What is needed:
Below is a block of records; return all of them exactly, but without the images.
··········
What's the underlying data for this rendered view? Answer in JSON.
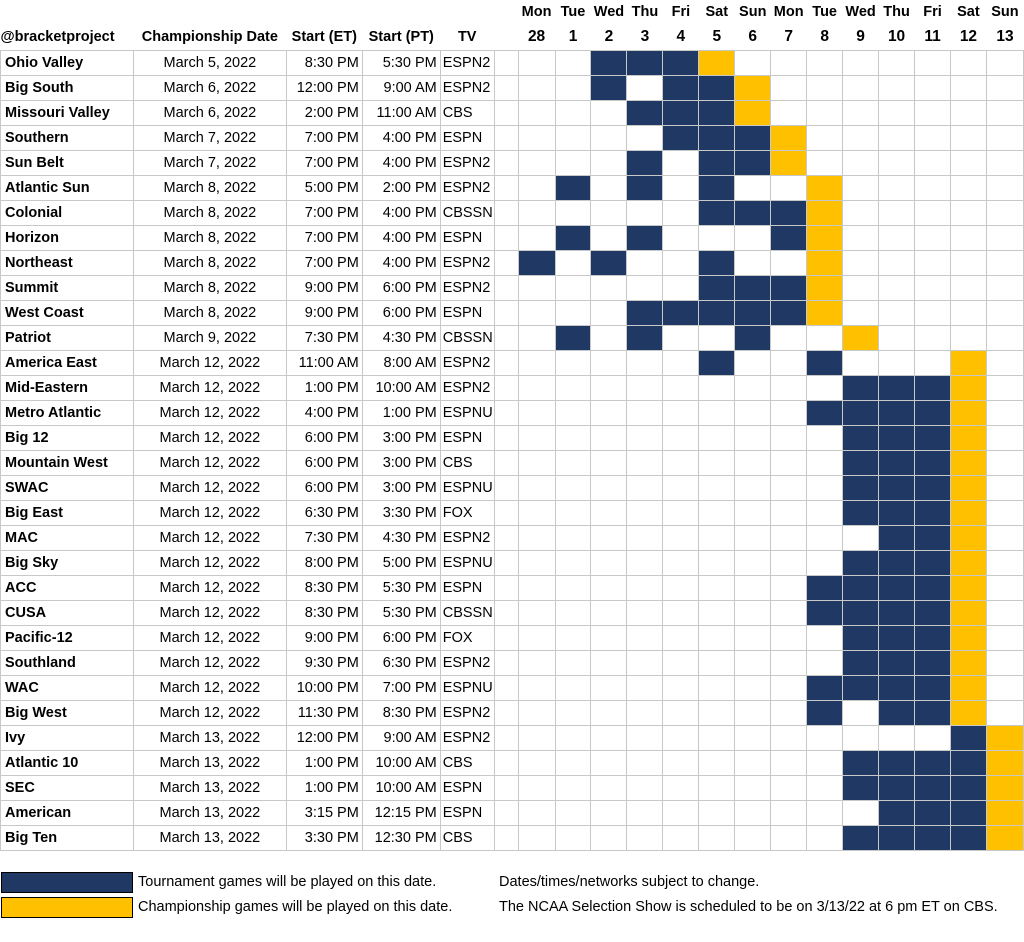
{
  "header": {
    "handle": "@bracketproject",
    "columns": {
      "date": "Championship Date",
      "start_et": "Start (ET)",
      "start_pt": "Start (PT)",
      "tv": "TV"
    },
    "days": [
      {
        "dow": "Mon",
        "num": "28"
      },
      {
        "dow": "Tue",
        "num": "1"
      },
      {
        "dow": "Wed",
        "num": "2"
      },
      {
        "dow": "Thu",
        "num": "3"
      },
      {
        "dow": "Fri",
        "num": "4"
      },
      {
        "dow": "Sat",
        "num": "5"
      },
      {
        "dow": "Sun",
        "num": "6"
      },
      {
        "dow": "Mon",
        "num": "7"
      },
      {
        "dow": "Tue",
        "num": "8"
      },
      {
        "dow": "Wed",
        "num": "9"
      },
      {
        "dow": "Thu",
        "num": "10"
      },
      {
        "dow": "Fri",
        "num": "11"
      },
      {
        "dow": "Sat",
        "num": "12"
      },
      {
        "dow": "Sun",
        "num": "13"
      }
    ]
  },
  "colors": {
    "tournament": "#1f3864",
    "championship": "#ffc000",
    "empty": "#ffffff"
  },
  "rows": [
    {
      "conf": "Ohio Valley",
      "date": "March 5, 2022",
      "et": "8:30 PM",
      "pt": "5:30 PM",
      "tv": "ESPN2",
      "cells": "..GGGC........"
    },
    {
      "conf": "Big South",
      "date": "March 6, 2022",
      "et": "12:00 PM",
      "pt": "9:00 AM",
      "tv": "ESPN2",
      "cells": "..G.GGC......."
    },
    {
      "conf": "Missouri Valley",
      "date": "March 6, 2022",
      "et": "2:00 PM",
      "pt": "11:00 AM",
      "tv": "CBS",
      "cells": "...GGGC......."
    },
    {
      "conf": "Southern",
      "date": "March 7, 2022",
      "et": "7:00 PM",
      "pt": "4:00 PM",
      "tv": "ESPN",
      "cells": "....GGGC......"
    },
    {
      "conf": "Sun Belt",
      "date": "March 7, 2022",
      "et": "7:00 PM",
      "pt": "4:00 PM",
      "tv": "ESPN2",
      "cells": "...G.GGC......"
    },
    {
      "conf": "Atlantic Sun",
      "date": "March 8, 2022",
      "et": "5:00 PM",
      "pt": "2:00 PM",
      "tv": "ESPN2",
      "cells": ".G.G.G..C....."
    },
    {
      "conf": "Colonial",
      "date": "March 8, 2022",
      "et": "7:00 PM",
      "pt": "4:00 PM",
      "tv": "CBSSN",
      "cells": ".....GGGC....."
    },
    {
      "conf": "Horizon",
      "date": "March 8, 2022",
      "et": "7:00 PM",
      "pt": "4:00 PM",
      "tv": "ESPN",
      "cells": ".G.G...GC....."
    },
    {
      "conf": "Northeast",
      "date": "March 8, 2022",
      "et": "7:00 PM",
      "pt": "4:00 PM",
      "tv": "ESPN2",
      "cells": "G.G..G..C....."
    },
    {
      "conf": "Summit",
      "date": "March 8, 2022",
      "et": "9:00 PM",
      "pt": "6:00 PM",
      "tv": "ESPN2",
      "cells": ".....GGGC....."
    },
    {
      "conf": "West Coast",
      "date": "March 8, 2022",
      "et": "9:00 PM",
      "pt": "6:00 PM",
      "tv": "ESPN",
      "cells": "...GGGGGC....."
    },
    {
      "conf": "Patriot",
      "date": "March 9, 2022",
      "et": "7:30 PM",
      "pt": "4:30 PM",
      "tv": "CBSSN",
      "cells": ".G.G..G..C...."
    },
    {
      "conf": "America East",
      "date": "March 12, 2022",
      "et": "11:00 AM",
      "pt": "8:00 AM",
      "tv": "ESPN2",
      "cells": ".....G..G...C."
    },
    {
      "conf": "Mid-Eastern",
      "date": "March 12, 2022",
      "et": "1:00 PM",
      "pt": "10:00 AM",
      "tv": "ESPN2",
      "cells": ".........GGGC."
    },
    {
      "conf": "Metro Atlantic",
      "date": "March 12, 2022",
      "et": "4:00 PM",
      "pt": "1:00 PM",
      "tv": "ESPNU",
      "cells": "........GGGGC."
    },
    {
      "conf": "Big 12",
      "date": "March 12, 2022",
      "et": "6:00 PM",
      "pt": "3:00 PM",
      "tv": "ESPN",
      "cells": ".........GGGC."
    },
    {
      "conf": "Mountain West",
      "date": "March 12, 2022",
      "et": "6:00 PM",
      "pt": "3:00 PM",
      "tv": "CBS",
      "cells": ".........GGGC."
    },
    {
      "conf": "SWAC",
      "date": "March 12, 2022",
      "et": "6:00 PM",
      "pt": "3:00 PM",
      "tv": "ESPNU",
      "cells": ".........GGGC."
    },
    {
      "conf": "Big East",
      "date": "March 12, 2022",
      "et": "6:30 PM",
      "pt": "3:30 PM",
      "tv": "FOX",
      "cells": ".........GGGC."
    },
    {
      "conf": "MAC",
      "date": "March 12, 2022",
      "et": "7:30 PM",
      "pt": "4:30 PM",
      "tv": "ESPN2",
      "cells": "..........GGC."
    },
    {
      "conf": "Big Sky",
      "date": "March 12, 2022",
      "et": "8:00 PM",
      "pt": "5:00 PM",
      "tv": "ESPNU",
      "cells": ".........GGGC."
    },
    {
      "conf": "ACC",
      "date": "March 12, 2022",
      "et": "8:30 PM",
      "pt": "5:30 PM",
      "tv": "ESPN",
      "cells": "........GGGGC."
    },
    {
      "conf": "CUSA",
      "date": "March 12, 2022",
      "et": "8:30 PM",
      "pt": "5:30 PM",
      "tv": "CBSSN",
      "cells": "........GGGGC."
    },
    {
      "conf": "Pacific-12",
      "date": "March 12, 2022",
      "et": "9:00 PM",
      "pt": "6:00 PM",
      "tv": "FOX",
      "cells": ".........GGGC."
    },
    {
      "conf": "Southland",
      "date": "March 12, 2022",
      "et": "9:30 PM",
      "pt": "6:30 PM",
      "tv": "ESPN2",
      "cells": ".........GGGC."
    },
    {
      "conf": "WAC",
      "date": "March 12, 2022",
      "et": "10:00 PM",
      "pt": "7:00 PM",
      "tv": "ESPNU",
      "cells": "........GGGGC."
    },
    {
      "conf": "Big West",
      "date": "March 12, 2022",
      "et": "11:30 PM",
      "pt": "8:30 PM",
      "tv": "ESPN2",
      "cells": "........G.GGC."
    },
    {
      "conf": "Ivy",
      "date": "March 13, 2022",
      "et": "12:00 PM",
      "pt": "9:00 AM",
      "tv": "ESPN2",
      "cells": "............GC"
    },
    {
      "conf": "Atlantic 10",
      "date": "March 13, 2022",
      "et": "1:00 PM",
      "pt": "10:00 AM",
      "tv": "CBS",
      "cells": ".........GGGGC"
    },
    {
      "conf": "SEC",
      "date": "March 13, 2022",
      "et": "1:00 PM",
      "pt": "10:00 AM",
      "tv": "ESPN",
      "cells": ".........GGGGC"
    },
    {
      "conf": "American",
      "date": "March 13, 2022",
      "et": "3:15 PM",
      "pt": "12:15 PM",
      "tv": "ESPN",
      "cells": "..........GGGC"
    },
    {
      "conf": "Big Ten",
      "date": "March 13, 2022",
      "et": "3:30 PM",
      "pt": "12:30 PM",
      "tv": "CBS",
      "cells": ".........GGGGC"
    }
  ],
  "legend": {
    "tournament_label": "Tournament games will be played on this date.",
    "championship_label": "Championship games will be played on this date."
  },
  "notes": {
    "line1": "Dates/times/networks subject to change.",
    "line2": "The NCAA Selection Show is scheduled to be on 3/13/22 at 6 pm ET on CBS."
  }
}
··········
Exercise response:
What's the underlying data for this rendered view? Answer in JSON.
{
  "header": {
    "handle": "@bracketproject",
    "columns": {
      "date": "Championship Date",
      "start_et": "Start (ET)",
      "start_pt": "Start (PT)",
      "tv": "TV"
    },
    "days": [
      {
        "dow": "Mon",
        "num": "28"
      },
      {
        "dow": "Tue",
        "num": "1"
      },
      {
        "dow": "Wed",
        "num": "2"
      },
      {
        "dow": "Thu",
        "num": "3"
      },
      {
        "dow": "Fri",
        "num": "4"
      },
      {
        "dow": "Sat",
        "num": "5"
      },
      {
        "dow": "Sun",
        "num": "6"
      },
      {
        "dow": "Mon",
        "num": "7"
      },
      {
        "dow": "Tue",
        "num": "8"
      },
      {
        "dow": "Wed",
        "num": "9"
      },
      {
        "dow": "Thu",
        "num": "10"
      },
      {
        "dow": "Fri",
        "num": "11"
      },
      {
        "dow": "Sat",
        "num": "12"
      },
      {
        "dow": "Sun",
        "num": "13"
      }
    ]
  },
  "colors": {
    "tournament": "#1f3864",
    "championship": "#ffc000",
    "empty": "#ffffff"
  },
  "rows": [
    {
      "conf": "Ohio Valley",
      "date": "March 5, 2022",
      "et": "8:30 PM",
      "pt": "5:30 PM",
      "tv": "ESPN2",
      "cells": "..GGGC........"
    },
    {
      "conf": "Big South",
      "date": "March 6, 2022",
      "et": "12:00 PM",
      "pt": "9:00 AM",
      "tv": "ESPN2",
      "cells": "..G.GGC......."
    },
    {
      "conf": "Missouri Valley",
      "date": "March 6, 2022",
      "et": "2:00 PM",
      "pt": "11:00 AM",
      "tv": "CBS",
      "cells": "...GGGC......."
    },
    {
      "conf": "Southern",
      "date": "March 7, 2022",
      "et": "7:00 PM",
      "pt": "4:00 PM",
      "tv": "ESPN",
      "cells": "....GGGC......"
    },
    {
      "conf": "Sun Belt",
      "date": "March 7, 2022",
      "et": "7:00 PM",
      "pt": "4:00 PM",
      "tv": "ESPN2",
      "cells": "...G.GGC......"
    },
    {
      "conf": "Atlantic Sun",
      "date": "March 8, 2022",
      "et": "5:00 PM",
      "pt": "2:00 PM",
      "tv": "ESPN2",
      "cells": ".G.G.G..C....."
    },
    {
      "conf": "Colonial",
      "date": "March 8, 2022",
      "et": "7:00 PM",
      "pt": "4:00 PM",
      "tv": "CBSSN",
      "cells": ".....GGGC....."
    },
    {
      "conf": "Horizon",
      "date": "March 8, 2022",
      "et": "7:00 PM",
      "pt": "4:00 PM",
      "tv": "ESPN",
      "cells": ".G.G...GC....."
    },
    {
      "conf": "Northeast",
      "date": "March 8, 2022",
      "et": "7:00 PM",
      "pt": "4:00 PM",
      "tv": "ESPN2",
      "cells": "G.G..G..C....."
    },
    {
      "conf": "Summit",
      "date": "March 8, 2022",
      "et": "9:00 PM",
      "pt": "6:00 PM",
      "tv": "ESPN2",
      "cells": ".....GGGC....."
    },
    {
      "conf": "West Coast",
      "date": "March 8, 2022",
      "et": "9:00 PM",
      "pt": "6:00 PM",
      "tv": "ESPN",
      "cells": "...GGGGGC....."
    },
    {
      "conf": "Patriot",
      "date": "March 9, 2022",
      "et": "7:30 PM",
      "pt": "4:30 PM",
      "tv": "CBSSN",
      "cells": ".G.G..G..C...."
    },
    {
      "conf": "America East",
      "date": "March 12, 2022",
      "et": "11:00 AM",
      "pt": "8:00 AM",
      "tv": "ESPN2",
      "cells": ".....G..G...C."
    },
    {
      "conf": "Mid-Eastern",
      "date": "March 12, 2022",
      "et": "1:00 PM",
      "pt": "10:00 AM",
      "tv": "ESPN2",
      "cells": ".........GGGC."
    },
    {
      "conf": "Metro Atlantic",
      "date": "March 12, 2022",
      "et": "4:00 PM",
      "pt": "1:00 PM",
      "tv": "ESPNU",
      "cells": "........GGGGC."
    },
    {
      "conf": "Big 12",
      "date": "March 12, 2022",
      "et": "6:00 PM",
      "pt": "3:00 PM",
      "tv": "ESPN",
      "cells": ".........GGGC."
    },
    {
      "conf": "Mountain West",
      "date": "March 12, 2022",
      "et": "6:00 PM",
      "pt": "3:00 PM",
      "tv": "CBS",
      "cells": ".........GGGC."
    },
    {
      "conf": "SWAC",
      "date": "March 12, 2022",
      "et": "6:00 PM",
      "pt": "3:00 PM",
      "tv": "ESPNU",
      "cells": ".........GGGC."
    },
    {
      "conf": "Big East",
      "date": "March 12, 2022",
      "et": "6:30 PM",
      "pt": "3:30 PM",
      "tv": "FOX",
      "cells": ".........GGGC."
    },
    {
      "conf": "MAC",
      "date": "March 12, 2022",
      "et": "7:30 PM",
      "pt": "4:30 PM",
      "tv": "ESPN2",
      "cells": "..........GGC."
    },
    {
      "conf": "Big Sky",
      "date": "March 12, 2022",
      "et": "8:00 PM",
      "pt": "5:00 PM",
      "tv": "ESPNU",
      "cells": ".........GGGC."
    },
    {
      "conf": "ACC",
      "date": "March 12, 2022",
      "et": "8:30 PM",
      "pt": "5:30 PM",
      "tv": "ESPN",
      "cells": "........GGGGC."
    },
    {
      "conf": "CUSA",
      "date": "March 12, 2022",
      "et": "8:30 PM",
      "pt": "5:30 PM",
      "tv": "CBSSN",
      "cells": "........GGGGC."
    },
    {
      "conf": "Pacific-12",
      "date": "March 12, 2022",
      "et": "9:00 PM",
      "pt": "6:00 PM",
      "tv": "FOX",
      "cells": ".........GGGC."
    },
    {
      "conf": "Southland",
      "date": "March 12, 2022",
      "et": "9:30 PM",
      "pt": "6:30 PM",
      "tv": "ESPN2",
      "cells": ".........GGGC."
    },
    {
      "conf": "WAC",
      "date": "March 12, 2022",
      "et": "10:00 PM",
      "pt": "7:00 PM",
      "tv": "ESPNU",
      "cells": "........GGGGC."
    },
    {
      "conf": "Big West",
      "date": "March 12, 2022",
      "et": "11:30 PM",
      "pt": "8:30 PM",
      "tv": "ESPN2",
      "cells": "........G.GGC."
    },
    {
      "conf": "Ivy",
      "date": "March 13, 2022",
      "et": "12:00 PM",
      "pt": "9:00 AM",
      "tv": "ESPN2",
      "cells": "............GC"
    },
    {
      "conf": "Atlantic 10",
      "date": "March 13, 2022",
      "et": "1:00 PM",
      "pt": "10:00 AM",
      "tv": "CBS",
      "cells": ".........GGGGC"
    },
    {
      "conf": "SEC",
      "date": "March 13, 2022",
      "et": "1:00 PM",
      "pt": "10:00 AM",
      "tv": "ESPN",
      "cells": ".........GGGGC"
    },
    {
      "conf": "American",
      "date": "March 13, 2022",
      "et": "3:15 PM",
      "pt": "12:15 PM",
      "tv": "ESPN",
      "cells": "..........GGGC"
    },
    {
      "conf": "Big Ten",
      "date": "March 13, 2022",
      "et": "3:30 PM",
      "pt": "12:30 PM",
      "tv": "CBS",
      "cells": ".........GGGGC"
    }
  ],
  "legend": {
    "tournament_label": "Tournament games will be played on this date.",
    "championship_label": "Championship games will be played on this date."
  },
  "notes": {
    "line1": "Dates/times/networks subject to change.",
    "line2": "The NCAA Selection Show is scheduled to be on 3/13/22 at 6 pm ET on CBS."
  }
}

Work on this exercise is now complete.